───── EXERCISE INPUT ─────

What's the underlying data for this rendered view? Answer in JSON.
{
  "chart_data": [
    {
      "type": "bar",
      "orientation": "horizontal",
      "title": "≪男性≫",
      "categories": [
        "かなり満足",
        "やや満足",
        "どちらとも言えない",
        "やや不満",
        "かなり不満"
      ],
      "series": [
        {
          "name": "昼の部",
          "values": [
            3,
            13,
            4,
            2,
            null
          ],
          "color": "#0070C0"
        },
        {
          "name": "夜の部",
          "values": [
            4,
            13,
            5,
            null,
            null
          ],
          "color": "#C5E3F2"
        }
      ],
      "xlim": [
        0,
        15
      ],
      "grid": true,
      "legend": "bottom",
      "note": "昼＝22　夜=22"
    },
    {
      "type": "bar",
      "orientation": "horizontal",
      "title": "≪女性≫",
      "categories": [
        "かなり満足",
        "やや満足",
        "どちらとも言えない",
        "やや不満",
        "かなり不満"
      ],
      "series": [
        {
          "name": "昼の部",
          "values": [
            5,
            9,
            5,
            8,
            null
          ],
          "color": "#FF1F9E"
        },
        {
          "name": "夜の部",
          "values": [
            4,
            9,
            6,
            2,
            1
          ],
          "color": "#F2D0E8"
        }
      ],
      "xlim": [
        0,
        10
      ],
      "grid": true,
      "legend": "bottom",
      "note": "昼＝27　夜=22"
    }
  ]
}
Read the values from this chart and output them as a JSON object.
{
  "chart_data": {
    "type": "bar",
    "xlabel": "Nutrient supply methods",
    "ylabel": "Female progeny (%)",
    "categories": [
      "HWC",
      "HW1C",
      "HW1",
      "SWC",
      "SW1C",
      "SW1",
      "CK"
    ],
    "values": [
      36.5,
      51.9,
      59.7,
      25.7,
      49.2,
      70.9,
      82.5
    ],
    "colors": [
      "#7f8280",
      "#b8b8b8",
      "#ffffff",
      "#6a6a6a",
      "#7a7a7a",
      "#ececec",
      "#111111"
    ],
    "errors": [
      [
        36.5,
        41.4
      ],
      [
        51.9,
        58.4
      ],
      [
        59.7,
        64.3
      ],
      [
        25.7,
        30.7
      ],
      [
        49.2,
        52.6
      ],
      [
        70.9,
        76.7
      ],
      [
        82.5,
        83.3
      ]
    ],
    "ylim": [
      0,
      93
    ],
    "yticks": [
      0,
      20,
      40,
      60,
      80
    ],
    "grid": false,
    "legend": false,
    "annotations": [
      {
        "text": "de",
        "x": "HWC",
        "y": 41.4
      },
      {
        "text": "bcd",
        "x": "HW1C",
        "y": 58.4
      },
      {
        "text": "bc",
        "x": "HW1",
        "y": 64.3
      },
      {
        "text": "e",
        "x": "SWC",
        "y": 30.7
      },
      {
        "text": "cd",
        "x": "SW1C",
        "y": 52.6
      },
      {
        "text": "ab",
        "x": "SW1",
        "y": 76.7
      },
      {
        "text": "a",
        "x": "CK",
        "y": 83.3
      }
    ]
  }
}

─────

- **SET PROBLEM**
Retype exactly, please, each line from the line that contains "Read the values" through the last line of the entries above, with nothing added.

- **EXERCISE OUTPUT**
Read the values from this chart and output them as a JSON object.
{
  "chart_data": {
    "type": "bar",
    "xlabel": "Nutrient supply methods",
    "ylabel": "Female progeny (%)",
    "categories": [
      "HWC",
      "HW1C",
      "HW1",
      "SWC",
      "SW1C",
      "SW1",
      "CK"
    ],
    "values": [
      36.5,
      51.9,
      59.7,
      25.7,
      49.2,
      70.9,
      82.5
    ],
    "colors": [
      "#7f8280",
      "#b8b8b8",
      "#ffffff",
      "#6a6a6a",
      "#7a7a7a",
      "#ececec",
      "#111111"
    ],
    "errors": [
      [
        36.5,
        41.4
      ],
      [
        51.9,
        58.4
      ],
      [
        59.7,
        64.3
      ],
      [
        25.7,
        30.7
      ],
      [
        49.2,
        52.6
      ],
      [
        70.9,
        76.7
      ],
      [
        82.5,
        83.3
      ]
    ],
    "ylim": [
      0,
      93
    ],
    "yticks": [
      0,
      20,
      40,
      60,
      80
    ],
    "grid": false,
    "legend": false,
    "annotations": [
      {
        "text": "de",
        "x": "HWC",
        "y": 41.4
      },
      {
        "text": "bcd",
        "x": "HW1C",
        "y": 58.4
      },
      {
        "text": "bc",
        "x": "HW1",
        "y": 64.3
      },
      {
        "text": "e",
        "x": "SWC",
        "y": 30.7
      },
      {
        "text": "cd",
        "x": "SW1C",
        "y": 52.6
      },
      {
        "text": "ab",
        "x": "SW1",
        "y": 76.7
      },
      {
        "text": "a",
        "x": "CK",
        "y": 83.3
      }
    ]
  }
}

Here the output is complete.